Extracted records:
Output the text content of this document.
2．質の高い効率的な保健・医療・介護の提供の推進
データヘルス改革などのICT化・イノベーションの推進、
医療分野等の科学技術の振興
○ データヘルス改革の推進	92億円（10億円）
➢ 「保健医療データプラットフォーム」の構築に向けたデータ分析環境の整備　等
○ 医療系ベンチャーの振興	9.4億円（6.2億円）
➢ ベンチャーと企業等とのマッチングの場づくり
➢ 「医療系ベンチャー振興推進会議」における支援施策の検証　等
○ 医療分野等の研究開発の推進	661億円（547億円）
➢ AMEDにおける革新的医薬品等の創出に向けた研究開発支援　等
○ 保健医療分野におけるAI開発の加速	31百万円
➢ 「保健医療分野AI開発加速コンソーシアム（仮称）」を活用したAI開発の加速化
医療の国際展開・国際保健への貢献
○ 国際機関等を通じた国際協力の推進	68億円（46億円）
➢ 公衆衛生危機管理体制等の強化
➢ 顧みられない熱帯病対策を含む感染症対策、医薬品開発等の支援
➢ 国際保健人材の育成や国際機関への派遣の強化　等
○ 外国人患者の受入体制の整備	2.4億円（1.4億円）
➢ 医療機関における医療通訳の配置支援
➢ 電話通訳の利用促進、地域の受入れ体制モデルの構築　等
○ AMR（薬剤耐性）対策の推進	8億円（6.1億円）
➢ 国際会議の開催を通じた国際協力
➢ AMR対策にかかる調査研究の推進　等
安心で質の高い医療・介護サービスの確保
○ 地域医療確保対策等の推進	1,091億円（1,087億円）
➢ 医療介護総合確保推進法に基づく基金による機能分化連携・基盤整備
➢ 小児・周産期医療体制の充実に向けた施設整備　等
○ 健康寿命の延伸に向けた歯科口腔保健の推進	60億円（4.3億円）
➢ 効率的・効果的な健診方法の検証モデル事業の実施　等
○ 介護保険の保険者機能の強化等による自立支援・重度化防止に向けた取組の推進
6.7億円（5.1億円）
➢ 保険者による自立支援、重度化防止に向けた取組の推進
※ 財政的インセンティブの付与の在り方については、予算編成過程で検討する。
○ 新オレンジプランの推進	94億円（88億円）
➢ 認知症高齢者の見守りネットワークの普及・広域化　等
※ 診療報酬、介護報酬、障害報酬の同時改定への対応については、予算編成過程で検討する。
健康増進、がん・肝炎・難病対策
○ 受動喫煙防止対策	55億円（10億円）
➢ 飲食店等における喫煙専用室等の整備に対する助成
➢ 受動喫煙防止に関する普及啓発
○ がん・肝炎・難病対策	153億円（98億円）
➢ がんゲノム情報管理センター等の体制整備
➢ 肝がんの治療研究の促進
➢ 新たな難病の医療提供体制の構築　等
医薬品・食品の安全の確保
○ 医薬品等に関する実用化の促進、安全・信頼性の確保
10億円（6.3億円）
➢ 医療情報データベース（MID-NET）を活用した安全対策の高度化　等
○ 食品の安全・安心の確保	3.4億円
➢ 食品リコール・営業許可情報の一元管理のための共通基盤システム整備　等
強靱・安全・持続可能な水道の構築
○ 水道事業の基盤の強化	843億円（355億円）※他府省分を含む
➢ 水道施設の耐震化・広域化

**Given problem:** Whichever lines contain the string "予算編成過程で検討する", select and copy them.

**Task output:**
※ 財政的インセンティブの付与の在り方については、予算編成過程で検討する。
※ 診療報酬、介護報酬、障害報酬の同時改定への対応については、予算編成過程で検討する。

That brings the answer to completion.